PAGE |

↓

In [5]:
import pandas as pd
import numpy as np
from data import transformations as trf

In [6]:
data = pd.read_csv("dataset/transformed_data/initial_train_data.csv")
weekly = pd.read_csv("dataset/raw_data/timeseries/time_series_weekly_adjusted.csv")

weekly = weekly[["timestamp", "symbol", "adjusted close"]]

In [7]:
# Calculate fundamental metrics

data["PERatio"] = np.where(data['eps'] != 0, data['adjusted close'] / data['eps'], 0)
data["currentEquity"] = data["totalCurrentAssets"] - data["totalCurrentLiabilities"]

data = data[['symbol', 'timestamp', 'adjusted close', 'freeCashFlow',
       'eps', 'Sector', 'grossProfitRatio', 'operatingIncomeRatio',
       'totalEquity', "PERatio", "currentEquity"
       ]]

In [8]:
# Add economic indicators

ffr = pd.read_csv("dataset/raw_data/economy/federal_funds_rate.csv")
cpi = pd.read_csv("dataset/raw_data/economy/cpi.csv")
sp500_bench = pd.read_csv("dataset/info_data/S&P500-prices.csv")


data["timestamp"] = pd.to_datetime(data["timestamp"])
weekly["timestamp"] = pd.to_datetime(weekly["timestamp"])
ffr["timestamp"] = pd.to_datetime(ffr["timestamp"])
cpi["timestamp"] = pd.to_datetime(cpi["timestamp"])
sp500_bench["timestamp"] = pd.to_datetime(sp500_bench["timestamp"])

ffr = ffr.rename({"value": "ffr"}, axis=1)
cpi = cpi.rename({"value": "cpi"}, axis=1)
sp500_bench['bm_performance'] = sp500_bench.sort_values(["timestamp"])["adjusted close"].pct_change(periods=1).shift(-1)
sp500_bench['bm_performance_last_month'] = sp500_bench["bm_performance"].shift(-1)

sp500_bench = sp500_bench[["timestamp", "bm_performance_last_month"]]

data = pd.merge_asof(data.sort_values(['timestamp']), ffr.sort_values(['timestamp']),
                              on='timestamp', direction='backward')

data = pd.merge_asof(data.sort_values(['timestamp']), cpi.sort_values(['timestamp']),
                              on='timestamp', direction='backward')

data = pd.merge_asof(data.sort_values(['timestamp']), sp500_bench.sort_values(['timestamp']),
                              on='timestamp', direction='backward')

↑

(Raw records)
↓

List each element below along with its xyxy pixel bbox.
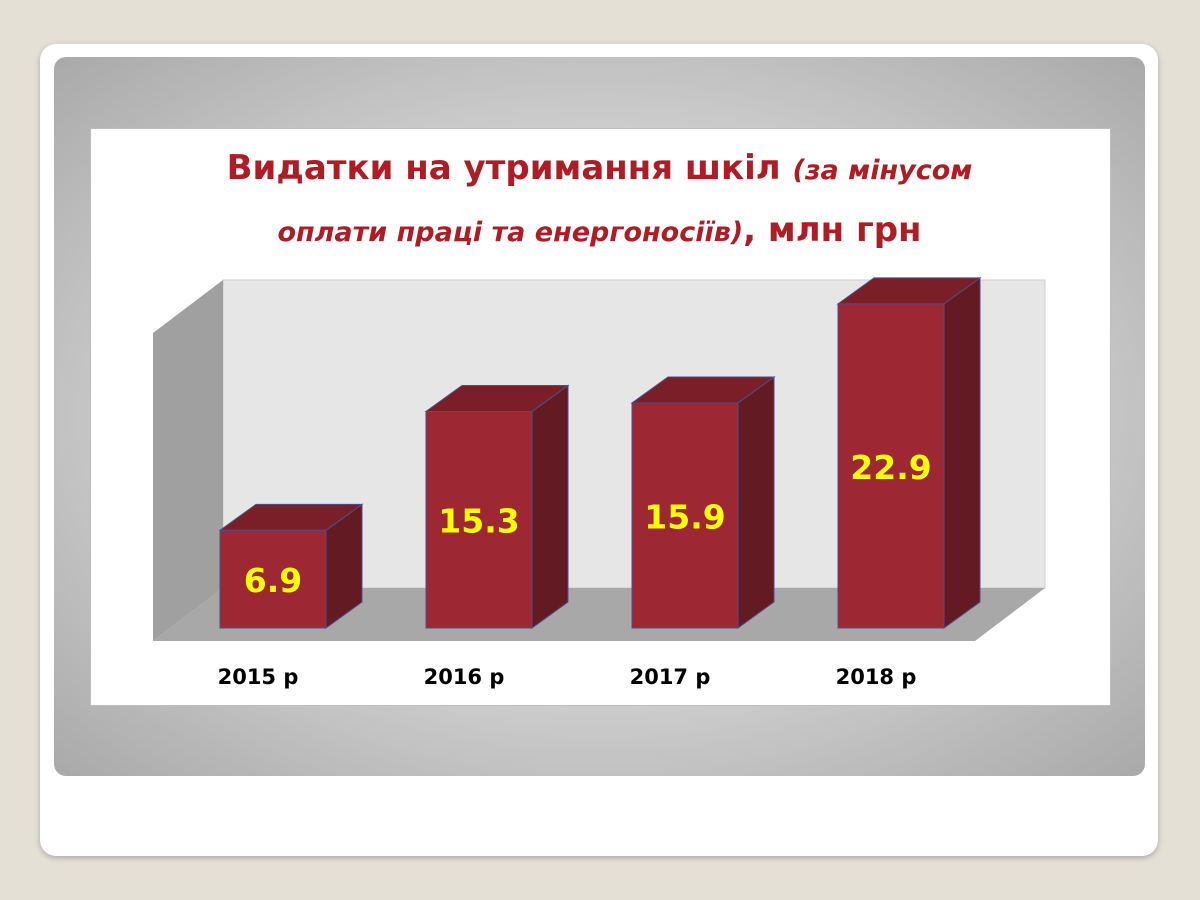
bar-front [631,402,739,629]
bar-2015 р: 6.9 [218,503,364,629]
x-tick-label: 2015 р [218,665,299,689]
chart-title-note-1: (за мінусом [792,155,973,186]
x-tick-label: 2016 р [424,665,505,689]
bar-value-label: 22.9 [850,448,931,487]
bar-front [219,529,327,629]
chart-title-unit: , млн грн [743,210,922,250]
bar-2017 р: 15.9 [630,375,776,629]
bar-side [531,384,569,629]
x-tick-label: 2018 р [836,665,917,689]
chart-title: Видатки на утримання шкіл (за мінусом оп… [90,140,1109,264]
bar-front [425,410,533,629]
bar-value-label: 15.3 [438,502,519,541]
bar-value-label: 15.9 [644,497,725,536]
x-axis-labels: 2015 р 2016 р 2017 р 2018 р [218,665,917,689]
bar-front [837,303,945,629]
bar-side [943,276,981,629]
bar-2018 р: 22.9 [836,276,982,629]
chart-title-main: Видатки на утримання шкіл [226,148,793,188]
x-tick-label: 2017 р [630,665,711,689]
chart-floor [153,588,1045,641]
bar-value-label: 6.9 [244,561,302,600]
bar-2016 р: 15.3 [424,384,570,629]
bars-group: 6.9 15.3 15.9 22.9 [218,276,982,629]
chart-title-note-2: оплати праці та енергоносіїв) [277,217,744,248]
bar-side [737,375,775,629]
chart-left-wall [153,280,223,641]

↑
↓

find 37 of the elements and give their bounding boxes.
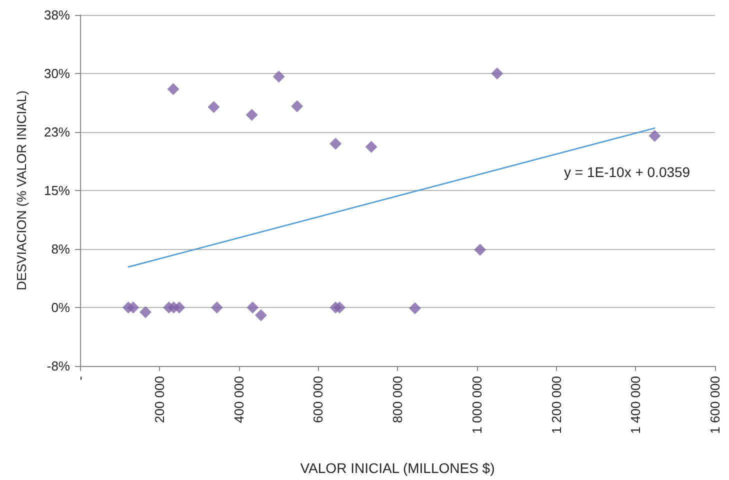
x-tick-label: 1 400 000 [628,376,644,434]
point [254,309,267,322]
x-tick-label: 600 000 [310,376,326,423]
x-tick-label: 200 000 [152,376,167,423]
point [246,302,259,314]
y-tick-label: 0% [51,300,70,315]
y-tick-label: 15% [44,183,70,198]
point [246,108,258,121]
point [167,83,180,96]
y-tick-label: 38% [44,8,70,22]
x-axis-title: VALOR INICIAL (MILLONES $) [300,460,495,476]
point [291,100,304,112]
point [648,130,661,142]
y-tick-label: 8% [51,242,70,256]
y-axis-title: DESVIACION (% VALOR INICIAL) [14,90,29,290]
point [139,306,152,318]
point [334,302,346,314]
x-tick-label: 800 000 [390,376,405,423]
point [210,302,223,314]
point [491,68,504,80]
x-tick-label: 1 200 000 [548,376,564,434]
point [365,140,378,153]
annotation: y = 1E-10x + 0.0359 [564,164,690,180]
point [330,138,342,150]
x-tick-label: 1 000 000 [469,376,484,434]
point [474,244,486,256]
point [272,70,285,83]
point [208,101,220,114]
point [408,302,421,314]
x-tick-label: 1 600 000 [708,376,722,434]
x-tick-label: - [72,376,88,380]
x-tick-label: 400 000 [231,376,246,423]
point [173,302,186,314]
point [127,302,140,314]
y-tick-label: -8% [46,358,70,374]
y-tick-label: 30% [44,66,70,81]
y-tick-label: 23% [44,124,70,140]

↑

SHORT TASK 1 |
Based on its comment in cell 8, why does the notebook read the federal funds rate, CPI, and S&P 500 price files? Answer in one to three sentences.
SHORT TASK 2 |
In the notebook, which column holds the result of subtracting "totalCurrentLiabilities" from "totalCurrentAssets"?

TASK SOLUTION 1 |
The comment says the cell exists to add economic indicators to the data. The three files are read, their timestamps are converted to datetimes, and each is merged into the main data by timestamp.

TASK SOLUTION 2 |
The "currentEquity" column.